▶ [WHAT IS BEING ASKED] Note each line that includes the word "this". Copy those lines.

▶ [EXERCISE INPUTS]
>> Start
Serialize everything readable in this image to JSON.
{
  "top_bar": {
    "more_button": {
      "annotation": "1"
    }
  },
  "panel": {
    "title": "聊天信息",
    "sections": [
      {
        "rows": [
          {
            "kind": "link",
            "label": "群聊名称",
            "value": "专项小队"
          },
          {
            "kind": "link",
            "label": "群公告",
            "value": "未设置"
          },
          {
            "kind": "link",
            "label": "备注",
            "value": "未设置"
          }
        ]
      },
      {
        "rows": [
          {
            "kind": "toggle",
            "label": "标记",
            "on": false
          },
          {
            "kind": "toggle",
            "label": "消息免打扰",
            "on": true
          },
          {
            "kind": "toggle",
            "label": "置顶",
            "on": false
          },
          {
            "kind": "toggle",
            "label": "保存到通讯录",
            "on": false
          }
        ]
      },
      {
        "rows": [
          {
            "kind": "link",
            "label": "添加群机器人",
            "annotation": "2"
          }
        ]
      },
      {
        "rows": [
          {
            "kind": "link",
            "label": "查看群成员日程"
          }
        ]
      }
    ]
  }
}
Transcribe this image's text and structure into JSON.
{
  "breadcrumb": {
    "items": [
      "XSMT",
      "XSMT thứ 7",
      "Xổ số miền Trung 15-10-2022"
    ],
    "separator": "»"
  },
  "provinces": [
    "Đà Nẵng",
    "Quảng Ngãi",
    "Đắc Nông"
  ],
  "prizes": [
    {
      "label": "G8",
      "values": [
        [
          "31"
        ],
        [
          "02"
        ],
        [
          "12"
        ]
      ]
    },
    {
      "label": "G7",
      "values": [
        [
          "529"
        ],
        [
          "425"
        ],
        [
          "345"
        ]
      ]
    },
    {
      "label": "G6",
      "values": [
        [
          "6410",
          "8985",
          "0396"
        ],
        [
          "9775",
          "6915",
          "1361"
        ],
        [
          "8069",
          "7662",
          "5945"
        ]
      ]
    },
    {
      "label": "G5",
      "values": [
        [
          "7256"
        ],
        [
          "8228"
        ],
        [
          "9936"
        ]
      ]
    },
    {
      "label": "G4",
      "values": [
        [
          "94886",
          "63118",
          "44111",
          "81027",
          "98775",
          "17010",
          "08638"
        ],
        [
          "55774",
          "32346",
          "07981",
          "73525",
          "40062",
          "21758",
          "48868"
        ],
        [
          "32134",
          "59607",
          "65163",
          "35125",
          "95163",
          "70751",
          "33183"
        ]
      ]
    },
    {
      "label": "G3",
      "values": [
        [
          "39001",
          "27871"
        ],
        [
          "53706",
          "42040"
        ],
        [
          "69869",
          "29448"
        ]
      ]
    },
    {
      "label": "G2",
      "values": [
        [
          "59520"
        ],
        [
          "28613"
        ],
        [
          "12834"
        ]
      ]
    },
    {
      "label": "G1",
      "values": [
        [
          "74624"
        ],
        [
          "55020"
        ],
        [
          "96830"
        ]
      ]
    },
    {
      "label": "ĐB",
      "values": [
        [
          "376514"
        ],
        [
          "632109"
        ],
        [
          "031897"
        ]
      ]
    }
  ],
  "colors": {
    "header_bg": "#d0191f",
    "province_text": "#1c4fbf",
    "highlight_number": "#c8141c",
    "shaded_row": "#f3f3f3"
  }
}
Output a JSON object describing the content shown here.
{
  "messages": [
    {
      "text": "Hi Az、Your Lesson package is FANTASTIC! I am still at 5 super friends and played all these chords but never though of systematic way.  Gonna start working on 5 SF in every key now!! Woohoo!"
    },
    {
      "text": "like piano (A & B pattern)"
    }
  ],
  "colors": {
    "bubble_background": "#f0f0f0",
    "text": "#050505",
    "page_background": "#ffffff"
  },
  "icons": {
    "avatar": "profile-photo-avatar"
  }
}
>> End
▶ [FINISHED TASK]
Serialize everything readable in this image to JSON.
Transcribe this image's text and structure into JSON.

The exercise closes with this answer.